Task details: Repeat, line for line, the entries printed below.

▼

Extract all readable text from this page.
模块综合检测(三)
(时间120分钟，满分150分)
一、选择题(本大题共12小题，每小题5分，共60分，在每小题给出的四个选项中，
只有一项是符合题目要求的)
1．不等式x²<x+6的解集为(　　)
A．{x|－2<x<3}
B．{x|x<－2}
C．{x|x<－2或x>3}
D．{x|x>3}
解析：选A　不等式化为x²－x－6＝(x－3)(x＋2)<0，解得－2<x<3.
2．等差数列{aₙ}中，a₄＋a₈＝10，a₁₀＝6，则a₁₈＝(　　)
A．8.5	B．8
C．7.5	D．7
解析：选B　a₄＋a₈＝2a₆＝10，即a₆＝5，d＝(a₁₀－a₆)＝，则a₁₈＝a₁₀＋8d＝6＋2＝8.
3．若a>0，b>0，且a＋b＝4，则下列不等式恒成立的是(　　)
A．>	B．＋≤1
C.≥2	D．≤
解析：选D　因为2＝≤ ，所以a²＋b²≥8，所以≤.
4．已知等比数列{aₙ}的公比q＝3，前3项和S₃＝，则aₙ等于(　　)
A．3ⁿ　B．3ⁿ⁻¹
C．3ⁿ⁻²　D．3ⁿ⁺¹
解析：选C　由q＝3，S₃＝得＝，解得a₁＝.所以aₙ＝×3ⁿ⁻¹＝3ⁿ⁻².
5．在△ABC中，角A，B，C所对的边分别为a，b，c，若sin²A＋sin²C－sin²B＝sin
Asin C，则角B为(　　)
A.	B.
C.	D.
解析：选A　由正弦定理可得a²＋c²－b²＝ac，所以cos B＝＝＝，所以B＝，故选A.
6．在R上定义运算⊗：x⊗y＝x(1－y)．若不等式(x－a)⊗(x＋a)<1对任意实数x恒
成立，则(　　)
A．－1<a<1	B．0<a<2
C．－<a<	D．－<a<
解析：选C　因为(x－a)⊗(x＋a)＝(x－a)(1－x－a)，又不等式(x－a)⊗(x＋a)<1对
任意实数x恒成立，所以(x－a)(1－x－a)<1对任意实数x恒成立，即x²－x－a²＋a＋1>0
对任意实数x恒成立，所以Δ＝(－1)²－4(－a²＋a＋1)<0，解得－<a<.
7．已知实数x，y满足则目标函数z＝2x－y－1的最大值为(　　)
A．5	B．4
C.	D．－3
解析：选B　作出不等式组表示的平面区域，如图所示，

▲

Response to the task:
Extract all readable text from this page.
模块综合检测(三)
(时间120分钟，满分150分)
一、选择题(本大题共12小题，每小题5分，共60分，在每小题给出的四个选项中，
只有一项是符合题目要求的)
1．不等式x²<x+6的解集为(　　)
A．{x|－2<x<3}
B．{x|x<－2}
C．{x|x<－2或x>3}
D．{x|x>3}
解析：选A　不等式化为x²－x－6＝(x－3)(x＋2)<0，解得－2<x<3.
2．等差数列{aₙ}中，a₄＋a₈＝10，a₁₀＝6，则a₁₈＝(　　)
A．8.5	B．8
C．7.5	D．7
解析：选B　a₄＋a₈＝2a₆＝10，即a₆＝5，d＝(a₁₀－a₆)＝，则a₁₈＝a₁₀＋8d＝6＋2＝8.
3．若a>0，b>0，且a＋b＝4，则下列不等式恒成立的是(　　)
A．>	B．＋≤1
C.≥2	D．≤
解析：选D　因为2＝≤ ，所以a²＋b²≥8，所以≤.
4．已知等比数列{aₙ}的公比q＝3，前3项和S₃＝，则aₙ等于(　　)
A．3ⁿ　B．3ⁿ⁻¹
C．3ⁿ⁻²　D．3ⁿ⁺¹
解析：选C　由q＝3，S₃＝得＝，解得a₁＝.所以aₙ＝×3ⁿ⁻¹＝3ⁿ⁻².
5．在△ABC中，角A，B，C所对的边分别为a，b，c，若sin²A＋sin²C－sin²B＝sin
Asin C，则角B为(　　)
A.	B.
C.	D.
解析：选A　由正弦定理可得a²＋c²－b²＝ac，所以cos B＝＝＝，所以B＝，故选A.
6．在R上定义运算⊗：x⊗y＝x(1－y)．若不等式(x－a)⊗(x＋a)<1对任意实数x恒
成立，则(　　)
A．－1<a<1	B．0<a<2
C．－<a<	D．－<a<
解析：选C　因为(x－a)⊗(x＋a)＝(x－a)(1－x－a)，又不等式(x－a)⊗(x＋a)<1对
任意实数x恒成立，所以(x－a)(1－x－a)<1对任意实数x恒成立，即x²－x－a²＋a＋1>0
对任意实数x恒成立，所以Δ＝(－1)²－4(－a²＋a＋1)<0，解得－<a<.
7．已知实数x，y满足则目标函数z＝2x－y－1的最大值为(　　)
A．5	B．4
C.	D．－3
解析：选B　作出不等式组表示的平面区域，如图所示，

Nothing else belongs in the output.